Listing:

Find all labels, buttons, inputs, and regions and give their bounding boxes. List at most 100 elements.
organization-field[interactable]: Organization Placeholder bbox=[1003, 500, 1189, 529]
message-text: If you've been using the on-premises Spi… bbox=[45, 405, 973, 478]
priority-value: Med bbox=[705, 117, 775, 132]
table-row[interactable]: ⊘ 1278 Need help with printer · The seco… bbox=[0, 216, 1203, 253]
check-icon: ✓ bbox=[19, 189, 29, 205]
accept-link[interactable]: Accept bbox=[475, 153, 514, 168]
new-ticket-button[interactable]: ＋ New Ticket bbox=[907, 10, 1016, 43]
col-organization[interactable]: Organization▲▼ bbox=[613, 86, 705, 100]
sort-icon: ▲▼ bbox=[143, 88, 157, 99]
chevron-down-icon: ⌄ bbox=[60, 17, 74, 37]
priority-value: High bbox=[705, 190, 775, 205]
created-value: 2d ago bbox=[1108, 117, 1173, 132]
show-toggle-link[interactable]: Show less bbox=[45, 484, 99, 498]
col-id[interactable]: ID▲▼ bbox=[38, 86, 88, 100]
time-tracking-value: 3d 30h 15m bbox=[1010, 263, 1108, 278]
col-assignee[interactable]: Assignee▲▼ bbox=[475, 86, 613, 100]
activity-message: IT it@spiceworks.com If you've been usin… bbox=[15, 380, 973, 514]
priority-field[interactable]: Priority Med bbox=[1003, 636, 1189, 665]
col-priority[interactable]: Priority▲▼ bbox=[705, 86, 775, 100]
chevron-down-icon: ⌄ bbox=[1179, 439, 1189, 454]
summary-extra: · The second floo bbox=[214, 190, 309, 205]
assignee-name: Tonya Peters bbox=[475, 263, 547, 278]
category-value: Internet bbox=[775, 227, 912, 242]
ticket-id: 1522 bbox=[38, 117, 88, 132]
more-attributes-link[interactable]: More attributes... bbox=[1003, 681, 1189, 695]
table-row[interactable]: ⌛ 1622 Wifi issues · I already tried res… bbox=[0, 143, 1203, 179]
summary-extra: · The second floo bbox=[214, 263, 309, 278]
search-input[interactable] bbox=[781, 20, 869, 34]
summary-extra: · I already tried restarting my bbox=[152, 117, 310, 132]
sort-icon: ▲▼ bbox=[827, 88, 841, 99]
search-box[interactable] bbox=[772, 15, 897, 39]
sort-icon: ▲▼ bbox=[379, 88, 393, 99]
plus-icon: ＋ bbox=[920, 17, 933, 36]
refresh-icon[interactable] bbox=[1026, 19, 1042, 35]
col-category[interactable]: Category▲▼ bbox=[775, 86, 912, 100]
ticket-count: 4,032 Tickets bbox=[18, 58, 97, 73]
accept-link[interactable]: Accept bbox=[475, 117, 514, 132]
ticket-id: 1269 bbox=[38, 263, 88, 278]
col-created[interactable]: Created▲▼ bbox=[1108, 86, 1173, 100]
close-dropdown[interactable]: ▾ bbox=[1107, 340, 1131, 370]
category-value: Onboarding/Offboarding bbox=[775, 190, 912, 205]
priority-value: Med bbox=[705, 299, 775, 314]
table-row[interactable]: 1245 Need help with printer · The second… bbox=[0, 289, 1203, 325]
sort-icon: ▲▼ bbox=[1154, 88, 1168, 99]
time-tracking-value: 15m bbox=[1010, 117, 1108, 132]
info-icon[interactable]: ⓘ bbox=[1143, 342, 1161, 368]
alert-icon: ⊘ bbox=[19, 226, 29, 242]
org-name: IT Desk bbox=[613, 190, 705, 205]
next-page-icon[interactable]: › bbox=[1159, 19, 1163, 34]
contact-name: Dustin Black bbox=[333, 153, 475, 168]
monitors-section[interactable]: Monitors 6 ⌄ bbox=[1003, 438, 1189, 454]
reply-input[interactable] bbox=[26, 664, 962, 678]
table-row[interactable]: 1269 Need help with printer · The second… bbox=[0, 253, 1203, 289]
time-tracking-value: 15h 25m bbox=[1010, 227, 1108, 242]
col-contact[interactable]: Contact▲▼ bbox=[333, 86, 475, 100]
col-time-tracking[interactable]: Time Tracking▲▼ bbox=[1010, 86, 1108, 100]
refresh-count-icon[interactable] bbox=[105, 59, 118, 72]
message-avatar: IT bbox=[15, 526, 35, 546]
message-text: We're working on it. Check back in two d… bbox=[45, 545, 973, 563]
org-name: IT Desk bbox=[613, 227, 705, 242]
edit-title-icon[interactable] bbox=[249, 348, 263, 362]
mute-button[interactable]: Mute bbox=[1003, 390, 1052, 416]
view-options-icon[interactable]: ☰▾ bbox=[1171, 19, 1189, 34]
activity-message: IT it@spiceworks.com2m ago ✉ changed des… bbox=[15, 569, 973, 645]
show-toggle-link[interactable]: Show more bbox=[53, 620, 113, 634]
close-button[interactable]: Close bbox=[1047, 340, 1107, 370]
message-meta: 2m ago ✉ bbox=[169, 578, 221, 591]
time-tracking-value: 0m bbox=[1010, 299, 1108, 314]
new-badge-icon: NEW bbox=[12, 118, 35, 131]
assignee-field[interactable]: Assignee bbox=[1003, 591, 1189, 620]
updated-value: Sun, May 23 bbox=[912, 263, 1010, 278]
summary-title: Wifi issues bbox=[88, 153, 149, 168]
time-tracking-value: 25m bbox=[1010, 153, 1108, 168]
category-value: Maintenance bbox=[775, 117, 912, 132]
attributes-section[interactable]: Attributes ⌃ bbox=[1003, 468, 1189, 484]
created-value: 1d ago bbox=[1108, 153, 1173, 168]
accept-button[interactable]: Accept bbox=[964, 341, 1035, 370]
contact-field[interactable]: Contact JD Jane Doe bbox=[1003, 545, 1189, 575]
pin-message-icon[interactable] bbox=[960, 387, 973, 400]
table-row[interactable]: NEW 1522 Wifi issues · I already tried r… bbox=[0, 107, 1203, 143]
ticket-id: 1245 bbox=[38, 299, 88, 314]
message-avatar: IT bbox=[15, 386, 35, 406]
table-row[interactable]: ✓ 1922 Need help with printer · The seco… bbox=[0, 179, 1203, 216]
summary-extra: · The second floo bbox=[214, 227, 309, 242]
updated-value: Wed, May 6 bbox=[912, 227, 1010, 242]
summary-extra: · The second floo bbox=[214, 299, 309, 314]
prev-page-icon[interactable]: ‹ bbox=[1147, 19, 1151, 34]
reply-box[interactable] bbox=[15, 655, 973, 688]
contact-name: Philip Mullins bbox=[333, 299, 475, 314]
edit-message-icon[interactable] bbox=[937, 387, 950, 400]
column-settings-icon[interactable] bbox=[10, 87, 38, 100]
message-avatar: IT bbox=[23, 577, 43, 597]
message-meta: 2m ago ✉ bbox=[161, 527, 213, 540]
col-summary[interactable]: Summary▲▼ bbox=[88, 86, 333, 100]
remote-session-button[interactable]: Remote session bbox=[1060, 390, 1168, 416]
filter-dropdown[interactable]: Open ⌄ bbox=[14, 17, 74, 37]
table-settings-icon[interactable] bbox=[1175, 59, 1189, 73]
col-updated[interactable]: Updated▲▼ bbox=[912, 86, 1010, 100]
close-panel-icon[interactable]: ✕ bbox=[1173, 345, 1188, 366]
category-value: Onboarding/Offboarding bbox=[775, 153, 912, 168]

Given instruction: Copy out the material word for word, from its first line up to and including the line with "table-row[interactable]: ⌛ 1622".

Reply to the exercise:
Find all labels, buttons, inputs, and regions and give their bounding boxes. List at most 100 elements.
organization-field[interactable]: Organization Placeholder bbox=[1003, 500, 1189, 529]
message-text: If you've been using the on-premises Spi… bbox=[45, 405, 973, 478]
priority-value: Med bbox=[705, 117, 775, 132]
table-row[interactable]: ⊘ 1278 Need help with printer · The seco… bbox=[0, 216, 1203, 253]
check-icon: ✓ bbox=[19, 189, 29, 205]
accept-link[interactable]: Accept bbox=[475, 153, 514, 168]
new-ticket-button[interactable]: ＋ New Ticket bbox=[907, 10, 1016, 43]
col-organization[interactable]: Organization▲▼ bbox=[613, 86, 705, 100]
sort-icon: ▲▼ bbox=[143, 88, 157, 99]
chevron-down-icon: ⌄ bbox=[60, 17, 74, 37]
priority-value: High bbox=[705, 190, 775, 205]
created-value: 2d ago bbox=[1108, 117, 1173, 132]
show-toggle-link[interactable]: Show less bbox=[45, 484, 99, 498]
col-id[interactable]: ID▲▼ bbox=[38, 86, 88, 100]
time-tracking-value: 3d 30h 15m bbox=[1010, 263, 1108, 278]
col-assignee[interactable]: Assignee▲▼ bbox=[475, 86, 613, 100]
activity-message: IT it@spiceworks.com If you've been usin… bbox=[15, 380, 973, 514]
priority-field[interactable]: Priority Med bbox=[1003, 636, 1189, 665]
col-priority[interactable]: Priority▲▼ bbox=[705, 86, 775, 100]
chevron-down-icon: ⌄ bbox=[1179, 439, 1189, 454]
summary-extra: · The second floo bbox=[214, 190, 309, 205]
assignee-name: Tonya Peters bbox=[475, 263, 547, 278]
category-value: Internet bbox=[775, 227, 912, 242]
ticket-id: 1522 bbox=[38, 117, 88, 132]
more-attributes-link[interactable]: More attributes... bbox=[1003, 681, 1189, 695]
table-row[interactable]: ⌛ 1622 Wifi issues · I already tried res… bbox=[0, 143, 1203, 179]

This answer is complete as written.